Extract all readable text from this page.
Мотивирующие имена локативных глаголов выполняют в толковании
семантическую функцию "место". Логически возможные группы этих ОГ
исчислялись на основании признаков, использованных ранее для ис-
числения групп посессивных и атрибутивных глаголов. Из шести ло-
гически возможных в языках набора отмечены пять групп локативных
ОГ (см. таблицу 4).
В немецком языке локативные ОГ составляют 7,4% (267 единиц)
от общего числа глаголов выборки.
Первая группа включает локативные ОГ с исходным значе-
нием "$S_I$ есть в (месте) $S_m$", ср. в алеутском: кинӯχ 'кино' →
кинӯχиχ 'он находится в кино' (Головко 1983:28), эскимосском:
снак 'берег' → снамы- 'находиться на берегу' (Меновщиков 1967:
⁂
* [What you will do]: Exactly as shown, repeat every record.

* [Response]:
Extract all readable text from this page.
Мотивирующие имена локативных глаголов выполняют в толковании
семантическую функцию "место". Логически возможные группы этих ОГ
исчислялись на основании признаков, использованных ранее для ис-
числения групп посессивных и атрибутивных глаголов. Из шести ло-
гически возможных в языках набора отмечены пять групп локативных
ОГ (см. таблицу 4).
В немецком языке локативные ОГ составляют 7,4% (267 единиц)
от общего числа глаголов выборки.
Первая группа включает локативные ОГ с исходным значе-
нием "$S_I$ есть в (месте) $S_m$", ср. в алеутском: кинӯχ 'кино' →
кинӯχиχ 'он находится в кино' (Головко 1983:28), эскимосском:
снак 'берег' → снамы- 'находиться на берегу' (Меновщиков 1967:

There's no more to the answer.